BEGIN

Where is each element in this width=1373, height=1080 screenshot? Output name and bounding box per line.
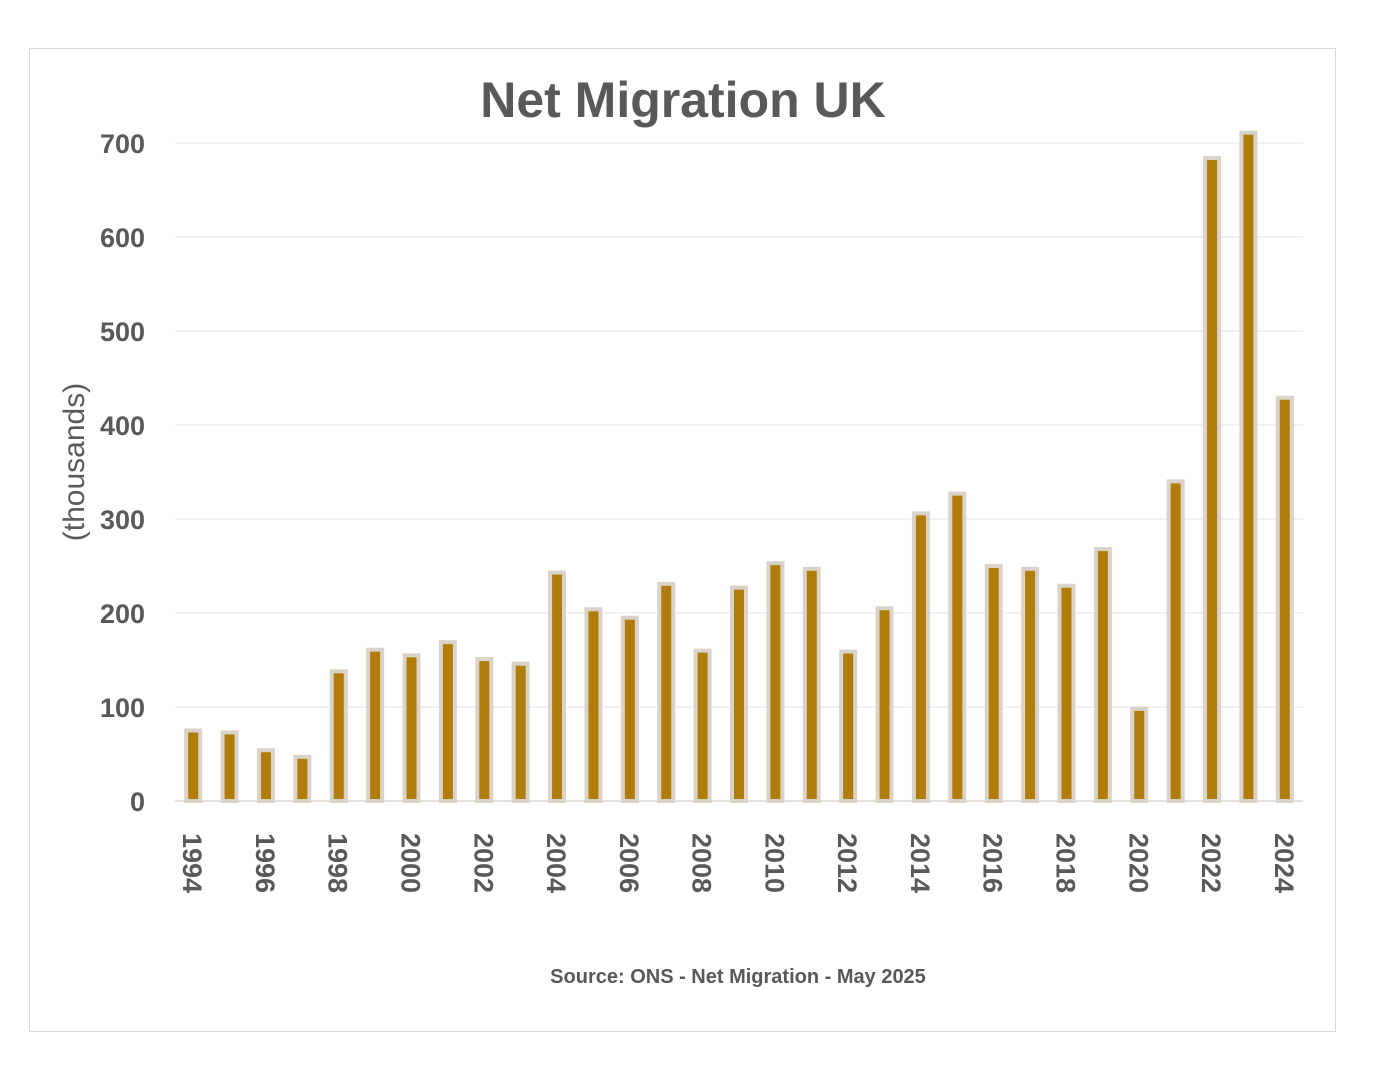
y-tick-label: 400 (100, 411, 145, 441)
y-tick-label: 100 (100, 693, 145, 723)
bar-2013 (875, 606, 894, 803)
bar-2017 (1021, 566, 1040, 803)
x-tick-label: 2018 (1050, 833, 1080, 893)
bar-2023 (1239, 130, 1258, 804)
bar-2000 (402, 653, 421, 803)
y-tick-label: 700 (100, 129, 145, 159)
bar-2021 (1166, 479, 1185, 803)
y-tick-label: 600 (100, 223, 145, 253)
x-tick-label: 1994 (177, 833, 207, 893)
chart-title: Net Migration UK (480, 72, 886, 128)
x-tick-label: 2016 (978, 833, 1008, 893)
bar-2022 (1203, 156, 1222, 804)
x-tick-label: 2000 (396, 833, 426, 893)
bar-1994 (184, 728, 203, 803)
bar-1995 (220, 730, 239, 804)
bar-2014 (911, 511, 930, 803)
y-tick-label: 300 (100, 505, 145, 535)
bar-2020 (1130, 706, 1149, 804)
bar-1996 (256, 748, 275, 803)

END

**PROMPT**
Express the listing above as a Markdown table with the columns Row and Entry, giving each line its row number and leaving out blank lines and the picture.

**OUTPUT FOR THIS TASK**
| Row | Entry |
|---|---|
| 1 | Where is each element in this width=1373, height=1080 screenshot? Output name and bounding box per line. |
| 2 | y-tick-label: 400 (100, 411, 145, 441) |
| 3 | y-tick-label: 100 (100, 693, 145, 723) |
| 4 | bar-2013 (875, 606, 894, 803) |
| 5 | bar-2017 (1021, 566, 1040, 803) |
| 6 | x-tick-label: 2018 (1050, 833, 1080, 893) |
| 7 | bar-2023 (1239, 130, 1258, 804) |
| 8 | bar-2000 (402, 653, 421, 803) |
| 9 | y-tick-label: 700 (100, 129, 145, 159) |
| 10 | bar-2021 (1166, 479, 1185, 803) |
| 11 | y-tick-label: 600 (100, 223, 145, 253) |
| 12 | x-tick-label: 1994 (177, 833, 207, 893) |
| 13 | chart-title: Net Migration UK (480, 72, 886, 128) |
| 14 | x-tick-label: 2016 (978, 833, 1008, 893) |
| 15 | bar-2022 (1203, 156, 1222, 804) |
| 16 | x-tick-label: 2000 (396, 833, 426, 893) |
| 17 | bar-1994 (184, 728, 203, 803) |
| 18 | bar-1995 (220, 730, 239, 804) |
| 19 | bar-2014 (911, 511, 930, 803) |
| 20 | y-tick-label: 300 (100, 505, 145, 535) |
| 21 | bar-2020 (1130, 706, 1149, 804) |
| 22 | bar-1996 (256, 748, 275, 803) |